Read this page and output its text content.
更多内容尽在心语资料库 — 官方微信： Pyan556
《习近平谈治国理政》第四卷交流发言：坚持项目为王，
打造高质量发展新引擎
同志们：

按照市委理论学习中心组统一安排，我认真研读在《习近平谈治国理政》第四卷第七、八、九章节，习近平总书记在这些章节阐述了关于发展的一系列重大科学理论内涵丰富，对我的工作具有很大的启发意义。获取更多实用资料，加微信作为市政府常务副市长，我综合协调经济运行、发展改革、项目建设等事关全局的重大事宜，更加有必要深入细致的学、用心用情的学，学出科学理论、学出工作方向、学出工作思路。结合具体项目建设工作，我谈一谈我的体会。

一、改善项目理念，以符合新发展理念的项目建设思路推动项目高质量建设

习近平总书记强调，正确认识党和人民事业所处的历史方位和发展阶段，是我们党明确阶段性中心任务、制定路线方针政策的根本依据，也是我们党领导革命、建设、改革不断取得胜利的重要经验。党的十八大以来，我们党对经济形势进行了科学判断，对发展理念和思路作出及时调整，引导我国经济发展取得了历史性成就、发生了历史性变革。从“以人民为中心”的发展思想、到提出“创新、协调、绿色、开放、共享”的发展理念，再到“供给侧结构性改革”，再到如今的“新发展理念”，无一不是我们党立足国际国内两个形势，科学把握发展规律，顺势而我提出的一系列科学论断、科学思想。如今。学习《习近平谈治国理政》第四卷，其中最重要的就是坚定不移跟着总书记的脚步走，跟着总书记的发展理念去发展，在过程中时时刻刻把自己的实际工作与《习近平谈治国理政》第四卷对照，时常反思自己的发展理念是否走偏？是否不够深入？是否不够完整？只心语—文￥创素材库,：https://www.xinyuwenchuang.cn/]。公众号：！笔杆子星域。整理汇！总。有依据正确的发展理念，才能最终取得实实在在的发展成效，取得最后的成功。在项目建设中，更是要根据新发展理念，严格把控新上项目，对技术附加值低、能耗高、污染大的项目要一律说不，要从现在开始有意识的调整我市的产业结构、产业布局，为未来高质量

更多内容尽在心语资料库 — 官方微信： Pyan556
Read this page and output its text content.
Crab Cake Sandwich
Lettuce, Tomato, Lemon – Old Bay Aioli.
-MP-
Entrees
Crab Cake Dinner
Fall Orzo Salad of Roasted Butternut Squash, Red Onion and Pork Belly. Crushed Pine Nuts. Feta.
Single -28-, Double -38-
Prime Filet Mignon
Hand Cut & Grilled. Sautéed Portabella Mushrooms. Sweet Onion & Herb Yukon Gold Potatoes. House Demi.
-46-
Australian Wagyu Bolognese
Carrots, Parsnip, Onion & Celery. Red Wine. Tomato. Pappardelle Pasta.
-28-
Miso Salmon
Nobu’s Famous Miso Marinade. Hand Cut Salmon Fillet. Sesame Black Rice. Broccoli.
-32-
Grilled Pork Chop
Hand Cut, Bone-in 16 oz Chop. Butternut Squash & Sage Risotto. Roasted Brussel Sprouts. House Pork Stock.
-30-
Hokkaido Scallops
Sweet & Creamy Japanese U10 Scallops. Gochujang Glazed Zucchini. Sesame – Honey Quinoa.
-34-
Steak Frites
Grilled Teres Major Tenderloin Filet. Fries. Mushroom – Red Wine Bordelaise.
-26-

* Description of the task *
Read the entries and select each line where the word "Filet" is found.

* Written solution *
Prime Filet Mignon
Grilled Teres Major Tenderloin Filet. Fries. Mushroom – Red Wine Bordelaise.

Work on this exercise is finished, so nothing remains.